■ **Task instructions**
Every line of the records that holds the word "solution" should be copied.
(Source material)
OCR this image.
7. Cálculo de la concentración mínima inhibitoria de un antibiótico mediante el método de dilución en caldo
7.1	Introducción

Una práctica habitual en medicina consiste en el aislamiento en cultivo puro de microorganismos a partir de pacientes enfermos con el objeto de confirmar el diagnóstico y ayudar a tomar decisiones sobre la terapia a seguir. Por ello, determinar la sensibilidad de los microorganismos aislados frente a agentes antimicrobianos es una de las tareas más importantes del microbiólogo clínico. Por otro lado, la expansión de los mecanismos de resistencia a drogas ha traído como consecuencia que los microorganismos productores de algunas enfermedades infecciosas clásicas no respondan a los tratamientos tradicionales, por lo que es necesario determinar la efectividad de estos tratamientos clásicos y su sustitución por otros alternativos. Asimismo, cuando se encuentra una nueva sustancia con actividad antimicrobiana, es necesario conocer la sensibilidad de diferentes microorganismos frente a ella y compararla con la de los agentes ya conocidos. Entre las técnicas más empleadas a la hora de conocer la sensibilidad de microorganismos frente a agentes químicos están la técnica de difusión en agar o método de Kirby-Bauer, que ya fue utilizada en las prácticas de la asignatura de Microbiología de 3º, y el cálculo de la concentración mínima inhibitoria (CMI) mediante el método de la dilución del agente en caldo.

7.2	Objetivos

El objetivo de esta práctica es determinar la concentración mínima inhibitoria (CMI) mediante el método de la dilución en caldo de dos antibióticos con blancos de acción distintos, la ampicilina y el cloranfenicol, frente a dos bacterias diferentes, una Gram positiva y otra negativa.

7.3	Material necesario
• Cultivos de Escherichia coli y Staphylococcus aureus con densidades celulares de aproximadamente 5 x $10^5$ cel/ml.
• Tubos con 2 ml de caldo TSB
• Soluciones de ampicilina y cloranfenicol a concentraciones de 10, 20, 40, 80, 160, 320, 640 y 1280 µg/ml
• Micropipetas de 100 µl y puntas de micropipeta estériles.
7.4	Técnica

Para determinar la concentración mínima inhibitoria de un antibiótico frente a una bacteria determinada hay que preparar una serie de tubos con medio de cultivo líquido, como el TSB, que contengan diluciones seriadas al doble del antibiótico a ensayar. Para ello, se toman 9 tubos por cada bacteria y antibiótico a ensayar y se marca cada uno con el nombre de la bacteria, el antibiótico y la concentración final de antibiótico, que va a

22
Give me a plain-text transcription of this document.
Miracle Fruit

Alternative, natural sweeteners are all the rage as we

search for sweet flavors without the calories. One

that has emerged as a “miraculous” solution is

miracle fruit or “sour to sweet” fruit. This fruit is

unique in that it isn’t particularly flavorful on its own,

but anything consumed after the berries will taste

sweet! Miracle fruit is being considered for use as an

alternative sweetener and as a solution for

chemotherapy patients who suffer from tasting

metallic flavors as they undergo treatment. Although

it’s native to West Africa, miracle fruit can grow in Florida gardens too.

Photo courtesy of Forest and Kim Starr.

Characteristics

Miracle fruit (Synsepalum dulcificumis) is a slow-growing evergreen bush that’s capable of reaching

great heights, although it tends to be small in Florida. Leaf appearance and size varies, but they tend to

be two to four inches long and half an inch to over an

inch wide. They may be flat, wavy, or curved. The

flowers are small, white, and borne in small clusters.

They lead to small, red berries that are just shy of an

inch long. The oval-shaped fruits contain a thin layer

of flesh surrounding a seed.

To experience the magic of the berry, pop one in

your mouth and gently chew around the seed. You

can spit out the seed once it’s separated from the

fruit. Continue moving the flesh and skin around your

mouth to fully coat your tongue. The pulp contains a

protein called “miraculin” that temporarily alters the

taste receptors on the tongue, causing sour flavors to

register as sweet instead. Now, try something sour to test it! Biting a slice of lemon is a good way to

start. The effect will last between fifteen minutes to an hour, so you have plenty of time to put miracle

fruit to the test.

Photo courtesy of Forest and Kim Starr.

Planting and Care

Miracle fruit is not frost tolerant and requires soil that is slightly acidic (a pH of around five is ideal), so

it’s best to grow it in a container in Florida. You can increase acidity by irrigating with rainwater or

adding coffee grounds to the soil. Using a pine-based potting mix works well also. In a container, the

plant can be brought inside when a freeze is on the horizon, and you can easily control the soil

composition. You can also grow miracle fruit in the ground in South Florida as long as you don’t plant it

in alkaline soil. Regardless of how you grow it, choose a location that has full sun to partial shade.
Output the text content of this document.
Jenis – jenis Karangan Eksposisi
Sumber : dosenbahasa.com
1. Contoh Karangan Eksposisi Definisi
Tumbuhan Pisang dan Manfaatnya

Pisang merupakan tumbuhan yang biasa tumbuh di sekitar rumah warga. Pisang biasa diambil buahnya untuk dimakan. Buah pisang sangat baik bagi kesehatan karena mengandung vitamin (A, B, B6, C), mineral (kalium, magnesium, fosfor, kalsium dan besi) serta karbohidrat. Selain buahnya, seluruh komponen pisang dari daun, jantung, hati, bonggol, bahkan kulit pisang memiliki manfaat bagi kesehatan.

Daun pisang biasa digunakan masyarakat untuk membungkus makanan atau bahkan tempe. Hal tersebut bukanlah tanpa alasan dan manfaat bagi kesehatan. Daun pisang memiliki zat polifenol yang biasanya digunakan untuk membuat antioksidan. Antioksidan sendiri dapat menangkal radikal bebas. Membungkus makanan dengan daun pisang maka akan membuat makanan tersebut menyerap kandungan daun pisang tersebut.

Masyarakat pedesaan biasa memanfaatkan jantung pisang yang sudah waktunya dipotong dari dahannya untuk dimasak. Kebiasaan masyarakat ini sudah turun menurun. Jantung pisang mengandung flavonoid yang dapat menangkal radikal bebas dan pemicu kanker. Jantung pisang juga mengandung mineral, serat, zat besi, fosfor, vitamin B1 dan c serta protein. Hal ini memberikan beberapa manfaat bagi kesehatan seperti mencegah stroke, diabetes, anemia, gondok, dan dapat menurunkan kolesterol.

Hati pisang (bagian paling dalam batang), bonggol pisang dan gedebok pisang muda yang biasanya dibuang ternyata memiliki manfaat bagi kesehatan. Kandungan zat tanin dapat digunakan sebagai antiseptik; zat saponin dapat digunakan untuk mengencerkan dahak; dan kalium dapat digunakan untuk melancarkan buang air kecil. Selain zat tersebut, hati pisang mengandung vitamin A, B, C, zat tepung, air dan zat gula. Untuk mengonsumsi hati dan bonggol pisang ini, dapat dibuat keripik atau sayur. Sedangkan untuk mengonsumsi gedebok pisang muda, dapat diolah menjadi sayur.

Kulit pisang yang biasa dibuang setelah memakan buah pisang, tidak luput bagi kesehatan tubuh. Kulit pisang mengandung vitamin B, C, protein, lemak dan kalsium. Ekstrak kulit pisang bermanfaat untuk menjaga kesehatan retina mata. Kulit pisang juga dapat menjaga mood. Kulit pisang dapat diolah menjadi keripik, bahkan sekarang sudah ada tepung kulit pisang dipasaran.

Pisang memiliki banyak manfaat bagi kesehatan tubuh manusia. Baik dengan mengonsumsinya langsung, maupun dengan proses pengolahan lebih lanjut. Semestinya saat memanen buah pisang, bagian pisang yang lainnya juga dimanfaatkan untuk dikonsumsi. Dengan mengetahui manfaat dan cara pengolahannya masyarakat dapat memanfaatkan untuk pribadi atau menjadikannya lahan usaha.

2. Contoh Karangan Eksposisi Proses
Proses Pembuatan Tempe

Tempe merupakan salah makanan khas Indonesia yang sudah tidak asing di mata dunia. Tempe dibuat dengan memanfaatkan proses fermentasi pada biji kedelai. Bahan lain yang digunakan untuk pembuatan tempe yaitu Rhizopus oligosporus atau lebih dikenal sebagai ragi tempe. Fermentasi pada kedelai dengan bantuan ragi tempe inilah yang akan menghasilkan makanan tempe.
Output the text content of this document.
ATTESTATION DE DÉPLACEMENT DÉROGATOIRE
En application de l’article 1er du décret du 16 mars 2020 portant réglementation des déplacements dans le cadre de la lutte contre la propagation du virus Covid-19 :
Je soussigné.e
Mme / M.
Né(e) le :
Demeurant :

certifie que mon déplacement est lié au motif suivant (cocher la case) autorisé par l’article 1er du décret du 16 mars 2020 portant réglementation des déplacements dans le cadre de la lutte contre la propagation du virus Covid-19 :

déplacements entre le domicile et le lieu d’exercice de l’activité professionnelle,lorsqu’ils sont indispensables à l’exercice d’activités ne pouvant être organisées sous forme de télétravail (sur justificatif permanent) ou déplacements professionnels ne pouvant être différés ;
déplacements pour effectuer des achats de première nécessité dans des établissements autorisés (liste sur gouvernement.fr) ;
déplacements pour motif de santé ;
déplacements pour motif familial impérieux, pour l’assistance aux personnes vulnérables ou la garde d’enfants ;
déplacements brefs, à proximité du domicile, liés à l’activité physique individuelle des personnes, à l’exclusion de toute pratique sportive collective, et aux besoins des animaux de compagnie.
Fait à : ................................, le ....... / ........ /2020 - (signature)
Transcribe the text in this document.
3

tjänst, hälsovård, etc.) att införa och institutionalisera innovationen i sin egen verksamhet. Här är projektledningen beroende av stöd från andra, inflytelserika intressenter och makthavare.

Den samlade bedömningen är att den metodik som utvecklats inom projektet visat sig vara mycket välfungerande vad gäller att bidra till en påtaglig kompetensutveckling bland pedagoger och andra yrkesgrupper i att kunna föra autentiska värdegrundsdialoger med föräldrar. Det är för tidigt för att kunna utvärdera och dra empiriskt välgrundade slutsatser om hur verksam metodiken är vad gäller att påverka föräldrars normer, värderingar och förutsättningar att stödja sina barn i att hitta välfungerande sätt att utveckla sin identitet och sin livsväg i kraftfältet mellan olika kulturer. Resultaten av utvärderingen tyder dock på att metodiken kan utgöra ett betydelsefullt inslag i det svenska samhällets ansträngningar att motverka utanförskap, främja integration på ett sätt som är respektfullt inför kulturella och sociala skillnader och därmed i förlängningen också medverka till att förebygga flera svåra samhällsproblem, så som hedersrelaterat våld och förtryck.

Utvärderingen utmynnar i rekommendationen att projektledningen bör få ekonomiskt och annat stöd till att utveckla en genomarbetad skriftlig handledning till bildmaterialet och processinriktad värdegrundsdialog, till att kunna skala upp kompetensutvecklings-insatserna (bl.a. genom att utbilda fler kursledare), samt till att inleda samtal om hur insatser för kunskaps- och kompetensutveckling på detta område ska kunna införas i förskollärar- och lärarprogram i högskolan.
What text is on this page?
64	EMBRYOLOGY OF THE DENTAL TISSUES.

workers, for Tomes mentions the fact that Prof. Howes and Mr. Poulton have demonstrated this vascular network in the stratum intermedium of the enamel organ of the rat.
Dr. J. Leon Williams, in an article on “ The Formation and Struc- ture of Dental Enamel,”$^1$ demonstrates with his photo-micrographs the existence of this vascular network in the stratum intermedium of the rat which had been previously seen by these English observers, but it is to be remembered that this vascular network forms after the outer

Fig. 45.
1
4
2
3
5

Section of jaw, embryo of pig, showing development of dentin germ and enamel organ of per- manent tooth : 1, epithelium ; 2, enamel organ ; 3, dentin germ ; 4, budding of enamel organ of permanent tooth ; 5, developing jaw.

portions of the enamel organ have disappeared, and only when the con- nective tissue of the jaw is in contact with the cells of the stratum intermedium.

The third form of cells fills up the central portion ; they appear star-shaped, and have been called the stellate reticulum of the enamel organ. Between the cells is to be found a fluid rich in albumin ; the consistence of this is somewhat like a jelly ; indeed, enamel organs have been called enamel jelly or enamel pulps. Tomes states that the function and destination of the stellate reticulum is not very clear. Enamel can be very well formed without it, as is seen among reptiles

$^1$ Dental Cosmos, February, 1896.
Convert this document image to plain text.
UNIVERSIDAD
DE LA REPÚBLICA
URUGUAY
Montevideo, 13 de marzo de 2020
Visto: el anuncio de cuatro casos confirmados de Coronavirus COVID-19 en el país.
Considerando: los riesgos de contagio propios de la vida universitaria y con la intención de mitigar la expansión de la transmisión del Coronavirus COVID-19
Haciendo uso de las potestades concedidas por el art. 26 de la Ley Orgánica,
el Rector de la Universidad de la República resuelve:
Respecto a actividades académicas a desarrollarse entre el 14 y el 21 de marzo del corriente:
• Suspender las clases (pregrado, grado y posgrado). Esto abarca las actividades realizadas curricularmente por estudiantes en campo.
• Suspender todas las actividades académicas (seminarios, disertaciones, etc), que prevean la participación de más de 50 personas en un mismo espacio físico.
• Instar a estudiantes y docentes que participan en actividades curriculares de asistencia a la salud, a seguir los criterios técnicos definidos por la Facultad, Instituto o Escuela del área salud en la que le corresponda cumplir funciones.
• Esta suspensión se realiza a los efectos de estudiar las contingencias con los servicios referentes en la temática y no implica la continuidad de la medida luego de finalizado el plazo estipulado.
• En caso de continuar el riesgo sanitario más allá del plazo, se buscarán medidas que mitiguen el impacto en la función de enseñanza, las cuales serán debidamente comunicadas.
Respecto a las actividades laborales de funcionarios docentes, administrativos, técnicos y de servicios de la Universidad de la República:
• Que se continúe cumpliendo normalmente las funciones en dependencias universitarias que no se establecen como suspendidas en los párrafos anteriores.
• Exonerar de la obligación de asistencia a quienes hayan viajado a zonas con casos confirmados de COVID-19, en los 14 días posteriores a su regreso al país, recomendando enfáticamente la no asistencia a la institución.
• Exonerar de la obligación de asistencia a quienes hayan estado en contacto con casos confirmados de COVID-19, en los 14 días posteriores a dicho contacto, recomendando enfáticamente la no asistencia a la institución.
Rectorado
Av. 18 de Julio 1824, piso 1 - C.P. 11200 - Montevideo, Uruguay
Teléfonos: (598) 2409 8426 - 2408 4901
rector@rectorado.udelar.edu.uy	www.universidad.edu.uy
(End Source material)
■ **Answer to this exercise**
that has emerged as a “miraculous” solution is
alternative sweetener and as a solution for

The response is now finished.